[Exercise objective] Reproduce every record below exactly as it appears.

[Stored entries]
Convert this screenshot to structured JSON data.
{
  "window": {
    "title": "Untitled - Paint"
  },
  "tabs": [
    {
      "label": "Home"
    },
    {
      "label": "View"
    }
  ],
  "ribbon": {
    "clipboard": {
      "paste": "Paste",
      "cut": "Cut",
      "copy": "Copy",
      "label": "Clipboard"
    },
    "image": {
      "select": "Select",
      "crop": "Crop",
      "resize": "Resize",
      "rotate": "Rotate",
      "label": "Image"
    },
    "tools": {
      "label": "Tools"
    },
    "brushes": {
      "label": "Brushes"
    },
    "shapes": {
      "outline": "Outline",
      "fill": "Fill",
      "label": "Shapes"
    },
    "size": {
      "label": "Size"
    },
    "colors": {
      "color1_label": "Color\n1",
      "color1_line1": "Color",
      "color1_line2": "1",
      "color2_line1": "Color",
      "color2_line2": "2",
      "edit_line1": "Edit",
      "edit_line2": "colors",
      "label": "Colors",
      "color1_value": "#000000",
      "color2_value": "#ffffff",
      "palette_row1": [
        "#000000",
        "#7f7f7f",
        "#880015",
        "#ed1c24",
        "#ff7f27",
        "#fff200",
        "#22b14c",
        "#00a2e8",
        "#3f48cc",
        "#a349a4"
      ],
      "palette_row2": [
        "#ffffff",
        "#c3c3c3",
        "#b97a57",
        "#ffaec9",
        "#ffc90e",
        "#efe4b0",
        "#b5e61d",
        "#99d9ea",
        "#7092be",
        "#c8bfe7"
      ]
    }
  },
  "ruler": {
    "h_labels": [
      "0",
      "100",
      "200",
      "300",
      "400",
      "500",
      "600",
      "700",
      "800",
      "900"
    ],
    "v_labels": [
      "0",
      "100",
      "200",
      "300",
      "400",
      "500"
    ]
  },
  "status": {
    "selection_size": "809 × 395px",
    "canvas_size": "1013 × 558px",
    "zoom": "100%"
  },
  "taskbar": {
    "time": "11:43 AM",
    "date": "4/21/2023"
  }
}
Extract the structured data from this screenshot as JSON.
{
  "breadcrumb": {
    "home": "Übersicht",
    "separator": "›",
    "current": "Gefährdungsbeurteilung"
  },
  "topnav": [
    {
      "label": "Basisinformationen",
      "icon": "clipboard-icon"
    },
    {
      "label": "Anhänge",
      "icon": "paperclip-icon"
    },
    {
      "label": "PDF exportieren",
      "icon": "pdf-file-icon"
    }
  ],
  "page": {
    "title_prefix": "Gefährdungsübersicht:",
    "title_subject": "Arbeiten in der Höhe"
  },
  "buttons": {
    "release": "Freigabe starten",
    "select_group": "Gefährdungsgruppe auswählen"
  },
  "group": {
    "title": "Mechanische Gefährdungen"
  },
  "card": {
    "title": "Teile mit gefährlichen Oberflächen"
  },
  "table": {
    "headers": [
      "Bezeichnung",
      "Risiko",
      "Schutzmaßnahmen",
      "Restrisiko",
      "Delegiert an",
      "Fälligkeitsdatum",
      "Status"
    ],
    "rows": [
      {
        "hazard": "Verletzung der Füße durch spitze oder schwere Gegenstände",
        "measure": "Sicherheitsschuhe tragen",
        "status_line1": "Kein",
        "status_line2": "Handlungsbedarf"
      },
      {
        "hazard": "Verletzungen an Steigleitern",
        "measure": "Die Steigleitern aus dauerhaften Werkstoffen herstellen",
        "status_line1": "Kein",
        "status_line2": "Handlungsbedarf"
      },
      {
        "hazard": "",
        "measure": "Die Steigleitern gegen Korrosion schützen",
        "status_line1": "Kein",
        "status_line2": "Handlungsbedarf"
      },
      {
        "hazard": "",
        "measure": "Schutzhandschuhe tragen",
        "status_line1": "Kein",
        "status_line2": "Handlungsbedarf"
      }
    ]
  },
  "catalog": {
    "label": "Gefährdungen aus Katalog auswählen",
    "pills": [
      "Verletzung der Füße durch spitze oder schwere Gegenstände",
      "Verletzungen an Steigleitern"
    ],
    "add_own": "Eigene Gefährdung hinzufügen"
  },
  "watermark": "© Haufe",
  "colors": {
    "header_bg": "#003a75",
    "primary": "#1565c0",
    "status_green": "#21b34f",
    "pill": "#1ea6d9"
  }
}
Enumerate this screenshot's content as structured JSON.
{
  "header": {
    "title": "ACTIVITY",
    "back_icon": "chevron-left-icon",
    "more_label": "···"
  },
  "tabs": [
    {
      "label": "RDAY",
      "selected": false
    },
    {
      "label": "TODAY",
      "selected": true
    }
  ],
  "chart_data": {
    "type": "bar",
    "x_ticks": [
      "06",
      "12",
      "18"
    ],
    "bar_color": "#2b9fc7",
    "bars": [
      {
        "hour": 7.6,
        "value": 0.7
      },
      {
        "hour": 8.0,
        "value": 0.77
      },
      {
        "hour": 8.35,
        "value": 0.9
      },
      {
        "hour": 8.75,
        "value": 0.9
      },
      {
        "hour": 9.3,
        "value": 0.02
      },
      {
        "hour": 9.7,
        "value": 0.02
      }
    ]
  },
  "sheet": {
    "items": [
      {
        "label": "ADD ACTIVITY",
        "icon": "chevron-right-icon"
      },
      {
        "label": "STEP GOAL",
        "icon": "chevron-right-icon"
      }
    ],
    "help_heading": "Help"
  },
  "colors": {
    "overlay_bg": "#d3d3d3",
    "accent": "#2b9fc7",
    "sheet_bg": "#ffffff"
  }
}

[Full output]
Convert this screenshot to structured JSON data.
{
  "window": {
    "title": "Untitled - Paint"
  },
  "tabs": [
    {
      "label": "Home"
    },
    {
      "label": "View"
    }
  ],
  "ribbon": {
    "clipboard": {
      "paste": "Paste",
      "cut": "Cut",
      "copy": "Copy",
      "label": "Clipboard"
    },
    "image": {
      "select": "Select",
      "crop": "Crop",
      "resize": "Resize",
      "rotate": "Rotate",
      "label": "Image"
    },
    "tools": {
      "label": "Tools"
    },
    "brushes": {
      "label": "Brushes"
    },
    "shapes": {
      "outline": "Outline",
      "fill": "Fill",
      "label": "Shapes"
    },
    "size": {
      "label": "Size"
    },
    "colors": {
      "color1_label": "Color\n1",
      "color1_line1": "Color",
      "color1_line2": "1",
      "color2_line1": "Color",
      "color2_line2": "2",
      "edit_line1": "Edit",
      "edit_line2": "colors",
      "label": "Colors",
      "color1_value": "#000000",
      "color2_value": "#ffffff",
      "palette_row1": [
        "#000000",
        "#7f7f7f",
        "#880015",
        "#ed1c24",
        "#ff7f27",
        "#fff200",
        "#22b14c",
        "#00a2e8",
        "#3f48cc",
        "#a349a4"
      ],
      "palette_row2": [
        "#ffffff",
        "#c3c3c3",
        "#b97a57",
        "#ffaec9",
        "#ffc90e",
        "#efe4b0",
        "#b5e61d",
        "#99d9ea",
        "#7092be",
        "#c8bfe7"
      ]
    }
  },
  "ruler": {
    "h_labels": [
      "0",
      "100",
      "200",
      "300",
      "400",
      "500",
      "600",
      "700",
      "800",
      "900"
    ],
    "v_labels": [
      "0",
      "100",
      "200",
      "300",
      "400",
      "500"
    ]
  },
  "status": {
    "selection_size": "809 × 395px",
    "canvas_size": "1013 × 558px",
    "zoom": "100%"
  },
  "taskbar": {
    "time": "11:43 AM",
    "date": "4/21/2023"
  }
}
Extract the structured data from this screenshot as JSON.
{
  "breadcrumb": {
    "home": "Übersicht",
    "separator": "›",
    "current": "Gefährdungsbeurteilung"
  },
  "topnav": [
    {
      "label": "Basisinformationen",
      "icon": "clipboard-icon"
    },
    {
      "label": "Anhänge",
      "icon": "paperclip-icon"
    },
    {
      "label": "PDF exportieren",
      "icon": "pdf-file-icon"
    }
  ],
  "page": {
    "title_prefix": "Gefährdungsübersicht:",
    "title_subject": "Arbeiten in der Höhe"
  },
  "buttons": {
    "release": "Freigabe starten",
    "select_group": "Gefährdungsgruppe auswählen"
  },
  "group": {
    "title": "Mechanische Gefährdungen"
  },
  "card": {
    "title": "Teile mit gefährlichen Oberflächen"
  },
  "table": {
    "headers": [
      "Bezeichnung",
      "Risiko",
      "Schutzmaßnahmen",
      "Restrisiko",
      "Delegiert an",
      "Fälligkeitsdatum",
      "Status"
    ],
    "rows": [
      {
        "hazard": "Verletzung der Füße durch spitze oder schwere Gegenstände",
        "measure": "Sicherheitsschuhe tragen",
        "status_line1": "Kein",
        "status_line2": "Handlungsbedarf"
      },
      {
        "hazard": "Verletzungen an Steigleitern",
        "measure": "Die Steigleitern aus dauerhaften Werkstoffen herstellen",
        "status_line1": "Kein",
        "status_line2": "Handlungsbedarf"
      },
      {
        "hazard": "",
        "measure": "Die Steigleitern gegen Korrosion schützen",
        "status_line1": "Kein",
        "status_line2": "Handlungsbedarf"
      },
      {
        "hazard": "",
        "measure": "Schutzhandschuhe tragen",
        "status_line1": "Kein",
        "status_line2": "Handlungsbedarf"
      }
    ]
  },
  "catalog": {
    "label": "Gefährdungen aus Katalog auswählen",
    "pills": [
      "Verletzung der Füße durch spitze oder schwere Gegenstände",
      "Verletzungen an Steigleitern"
    ],
    "add_own": "Eigene Gefährdung hinzufügen"
  },
  "watermark": "© Haufe",
  "colors": {
    "header_bg": "#003a75",
    "primary": "#1565c0",
    "status_green": "#21b34f",
    "pill": "#1ea6d9"
  }
}
Enumerate this screenshot's content as structured JSON.
{
  "header": {
    "title": "ACTIVITY",
    "back_icon": "chevron-left-icon",
    "more_label": "···"
  },
  "tabs": [
    {
      "label": "RDAY",
      "selected": false
    },
    {
      "label": "TODAY",
      "selected": true
    }
  ],
  "chart_data": {
    "type": "bar",
    "x_ticks": [
      "06",
      "12",
      "18"
    ],
    "bar_color": "#2b9fc7",
    "bars": [
      {
        "hour": 7.6,
        "value": 0.7
      },
      {
        "hour": 8.0,
        "value": 0.77
      },
      {
        "hour": 8.35,
        "value": 0.9
      },
      {
        "hour": 8.75,
        "value": 0.9
      },
      {
        "hour": 9.3,
        "value": 0.02
      },
      {
        "hour": 9.7,
        "value": 0.02
      }
    ]
  },
  "sheet": {
    "items": [
      {
        "label": "ADD ACTIVITY",
        "icon": "chevron-right-icon"
      },
      {
        "label": "STEP GOAL",
        "icon": "chevron-right-icon"
      }
    ],
    "help_heading": "Help"
  },
  "colors": {
    "overlay_bg": "#d3d3d3",
    "accent": "#2b9fc7",
    "sheet_bg": "#ffffff"
  }
}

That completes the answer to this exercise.